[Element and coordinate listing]
══════
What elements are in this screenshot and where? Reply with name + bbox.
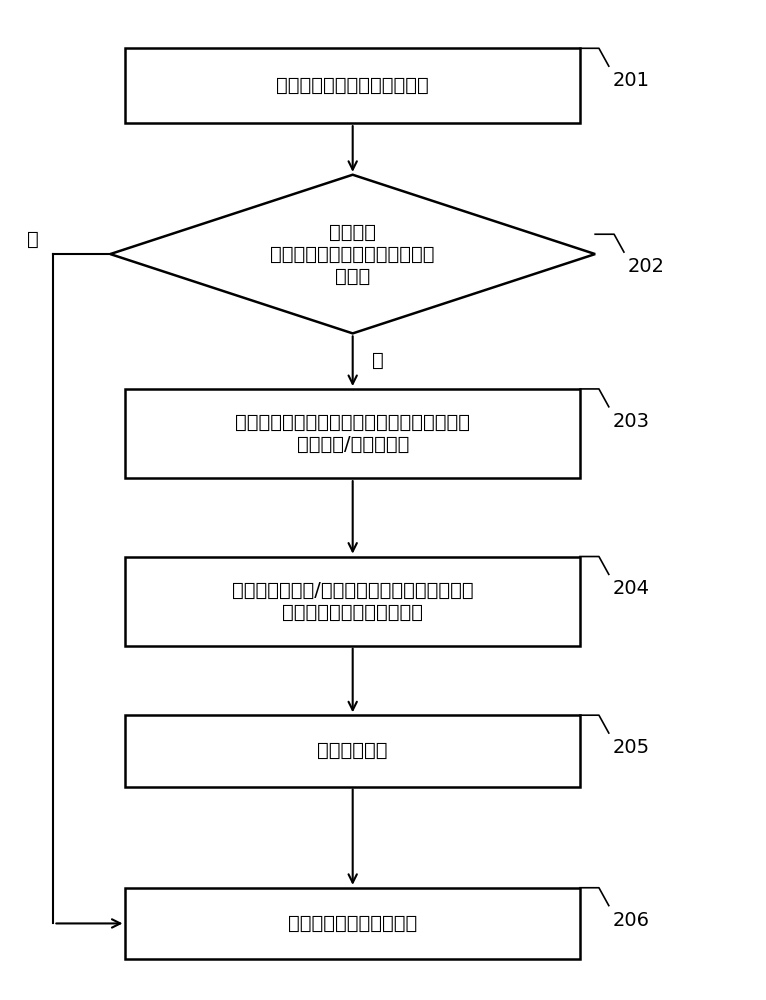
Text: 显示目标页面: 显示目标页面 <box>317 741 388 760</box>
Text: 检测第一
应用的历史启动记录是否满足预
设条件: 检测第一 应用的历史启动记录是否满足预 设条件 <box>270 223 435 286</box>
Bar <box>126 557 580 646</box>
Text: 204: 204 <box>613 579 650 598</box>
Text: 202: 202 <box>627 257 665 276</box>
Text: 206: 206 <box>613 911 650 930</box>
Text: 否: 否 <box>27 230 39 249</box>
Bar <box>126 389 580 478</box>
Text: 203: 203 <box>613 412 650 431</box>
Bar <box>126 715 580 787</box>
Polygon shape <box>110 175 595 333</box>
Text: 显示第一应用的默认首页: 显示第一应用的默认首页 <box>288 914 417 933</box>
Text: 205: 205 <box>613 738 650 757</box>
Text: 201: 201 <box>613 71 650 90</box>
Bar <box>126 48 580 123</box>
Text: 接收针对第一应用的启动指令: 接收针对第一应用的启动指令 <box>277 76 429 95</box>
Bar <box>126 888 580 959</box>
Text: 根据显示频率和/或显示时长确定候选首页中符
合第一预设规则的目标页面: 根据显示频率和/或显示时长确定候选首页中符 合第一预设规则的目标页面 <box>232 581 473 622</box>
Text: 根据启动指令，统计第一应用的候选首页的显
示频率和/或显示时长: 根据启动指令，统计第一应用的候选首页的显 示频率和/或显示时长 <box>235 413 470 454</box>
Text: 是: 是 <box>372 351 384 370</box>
══════
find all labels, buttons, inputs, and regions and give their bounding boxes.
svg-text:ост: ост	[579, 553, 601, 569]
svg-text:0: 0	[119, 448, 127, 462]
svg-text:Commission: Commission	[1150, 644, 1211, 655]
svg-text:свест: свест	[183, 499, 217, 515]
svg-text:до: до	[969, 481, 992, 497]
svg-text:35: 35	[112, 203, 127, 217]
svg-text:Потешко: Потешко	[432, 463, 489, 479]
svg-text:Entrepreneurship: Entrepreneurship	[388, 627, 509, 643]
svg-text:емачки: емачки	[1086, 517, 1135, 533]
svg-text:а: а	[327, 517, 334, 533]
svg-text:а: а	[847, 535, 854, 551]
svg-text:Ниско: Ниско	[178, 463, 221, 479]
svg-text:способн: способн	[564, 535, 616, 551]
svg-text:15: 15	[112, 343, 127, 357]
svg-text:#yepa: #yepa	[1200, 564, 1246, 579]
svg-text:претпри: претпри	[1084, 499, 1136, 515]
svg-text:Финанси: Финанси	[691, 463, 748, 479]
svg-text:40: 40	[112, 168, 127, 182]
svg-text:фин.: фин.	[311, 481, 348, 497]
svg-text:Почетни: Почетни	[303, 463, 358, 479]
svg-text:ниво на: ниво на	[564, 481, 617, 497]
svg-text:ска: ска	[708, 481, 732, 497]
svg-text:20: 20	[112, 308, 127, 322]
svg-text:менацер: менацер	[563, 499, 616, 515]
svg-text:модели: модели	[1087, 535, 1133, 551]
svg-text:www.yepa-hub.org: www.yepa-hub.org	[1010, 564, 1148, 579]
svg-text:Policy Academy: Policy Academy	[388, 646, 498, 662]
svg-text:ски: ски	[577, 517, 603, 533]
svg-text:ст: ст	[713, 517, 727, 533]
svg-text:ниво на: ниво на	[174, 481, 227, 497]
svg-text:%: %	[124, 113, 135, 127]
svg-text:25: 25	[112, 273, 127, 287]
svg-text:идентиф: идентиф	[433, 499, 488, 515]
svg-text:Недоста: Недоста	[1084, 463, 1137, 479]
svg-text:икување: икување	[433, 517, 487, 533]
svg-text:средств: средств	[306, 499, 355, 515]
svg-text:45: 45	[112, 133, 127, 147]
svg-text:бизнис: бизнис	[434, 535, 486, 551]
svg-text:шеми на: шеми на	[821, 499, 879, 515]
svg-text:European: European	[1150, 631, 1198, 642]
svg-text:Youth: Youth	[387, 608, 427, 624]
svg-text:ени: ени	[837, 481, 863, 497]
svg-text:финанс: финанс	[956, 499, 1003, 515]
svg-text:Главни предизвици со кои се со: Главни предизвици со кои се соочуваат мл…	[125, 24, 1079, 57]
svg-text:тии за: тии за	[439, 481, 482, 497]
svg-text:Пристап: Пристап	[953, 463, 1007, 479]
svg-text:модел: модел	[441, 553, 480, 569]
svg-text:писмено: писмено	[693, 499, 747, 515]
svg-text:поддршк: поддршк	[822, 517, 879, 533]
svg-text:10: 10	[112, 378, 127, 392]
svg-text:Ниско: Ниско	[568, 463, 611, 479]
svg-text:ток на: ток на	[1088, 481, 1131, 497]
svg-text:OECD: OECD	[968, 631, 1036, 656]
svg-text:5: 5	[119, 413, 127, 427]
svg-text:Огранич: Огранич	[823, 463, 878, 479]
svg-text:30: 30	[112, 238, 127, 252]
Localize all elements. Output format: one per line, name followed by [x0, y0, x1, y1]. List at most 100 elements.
══════
== Problem to work on ==
Copy out the listing lines without changes, from the line with "find all labels, buttons, inputs, and" to the line with "481, 348, 497]", including both of those lines.

== Expected answer ==
find all labels, buttons, inputs, and regions and give their bounding boxes.
svg-text:ост: ост	[579, 553, 601, 569]
svg-text:0: 0	[119, 448, 127, 462]
svg-text:Commission: Commission	[1150, 644, 1211, 655]
svg-text:свест: свест	[183, 499, 217, 515]
svg-text:до: до	[969, 481, 992, 497]
svg-text:35: 35	[112, 203, 127, 217]
svg-text:Потешко: Потешко	[432, 463, 489, 479]
svg-text:Entrepreneurship: Entrepreneurship	[388, 627, 509, 643]
svg-text:емачки: емачки	[1086, 517, 1135, 533]
svg-text:а: а	[327, 517, 334, 533]
svg-text:а: а	[847, 535, 854, 551]
svg-text:Ниско: Ниско	[178, 463, 221, 479]
svg-text:способн: способн	[564, 535, 616, 551]
svg-text:15: 15	[112, 343, 127, 357]
svg-text:#yepa: #yepa	[1200, 564, 1246, 579]
svg-text:претпри: претпри	[1084, 499, 1136, 515]
svg-text:Финанси: Финанси	[691, 463, 748, 479]
svg-text:40: 40	[112, 168, 127, 182]
svg-text:фин.: фин.	[311, 481, 348, 497]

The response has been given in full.